(Records that describe figures)

## begin

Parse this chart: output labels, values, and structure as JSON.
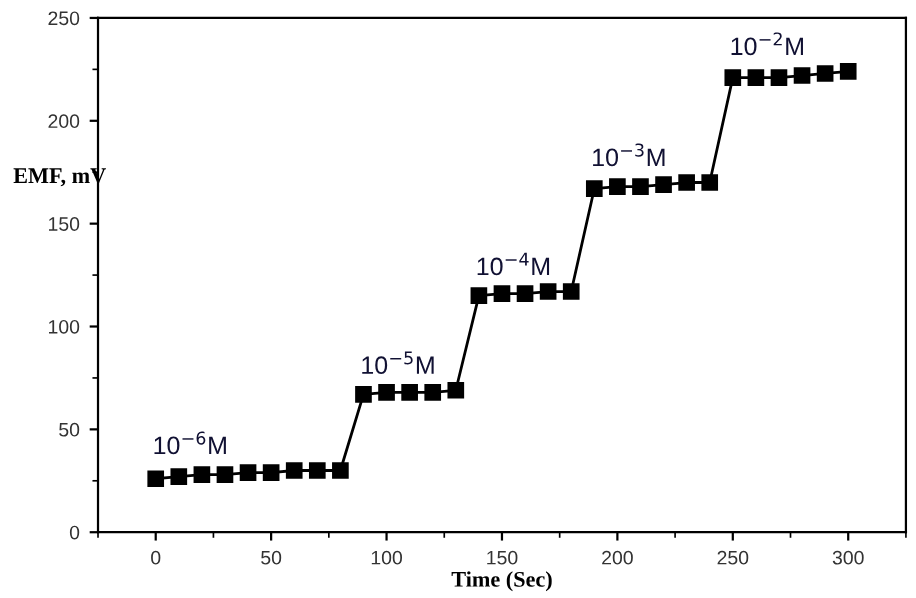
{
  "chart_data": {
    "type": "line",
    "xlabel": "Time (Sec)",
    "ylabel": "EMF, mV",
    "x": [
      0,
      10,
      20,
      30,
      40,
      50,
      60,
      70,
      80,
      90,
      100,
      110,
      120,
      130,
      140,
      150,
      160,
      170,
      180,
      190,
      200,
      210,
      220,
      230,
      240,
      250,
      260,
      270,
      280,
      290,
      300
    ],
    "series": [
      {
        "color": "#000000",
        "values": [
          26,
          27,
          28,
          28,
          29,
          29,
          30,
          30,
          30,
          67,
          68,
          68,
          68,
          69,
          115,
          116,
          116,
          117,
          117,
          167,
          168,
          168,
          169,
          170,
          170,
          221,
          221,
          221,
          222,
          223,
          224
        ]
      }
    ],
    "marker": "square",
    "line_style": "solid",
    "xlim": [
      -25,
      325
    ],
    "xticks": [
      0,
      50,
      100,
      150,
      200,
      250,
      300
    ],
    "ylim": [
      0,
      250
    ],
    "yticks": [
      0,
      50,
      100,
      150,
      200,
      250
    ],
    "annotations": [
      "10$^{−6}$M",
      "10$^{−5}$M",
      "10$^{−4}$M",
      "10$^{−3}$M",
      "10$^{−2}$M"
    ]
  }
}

## end

Written exercise: Copy the records word for word, leaving no picture in the copy.

Answer:
Parse this chart: output labels, values, and structure as JSON.
{
  "chart_data": {
    "type": "line",
    "xlabel": "Time (Sec)",
    "ylabel": "EMF, mV",
    "x": [
      0,
      10,
      20,
      30,
      40,
      50,
      60,
      70,
      80,
      90,
      100,
      110,
      120,
      130,
      140,
      150,
      160,
      170,
      180,
      190,
      200,
      210,
      220,
      230,
      240,
      250,
      260,
      270,
      280,
      290,
      300
    ],
    "series": [
      {
        "color": "#000000",
        "values": [
          26,
          27,
          28,
          28,
          29,
          29,
          30,
          30,
          30,
          67,
          68,
          68,
          68,
          69,
          115,
          116,
          116,
          117,
          117,
          167,
          168,
          168,
          169,
          170,
          170,
          221,
          221,
          221,
          222,
          223,
          224
        ]
      }
    ],
    "marker": "square",
    "line_style": "solid",
    "xlim": [
      -25,
      325
    ],
    "xticks": [
      0,
      50,
      100,
      150,
      200,
      250,
      300
    ],
    "ylim": [
      0,
      250
    ],
    "yticks": [
      0,
      50,
      100,
      150,
      200,
      250
    ],
    "annotations": [
      "10$^{−6}$M",
      "10$^{−5}$M",
      "10$^{−4}$M",
      "10$^{−3}$M",
      "10$^{−2}$M"
    ]
  }
}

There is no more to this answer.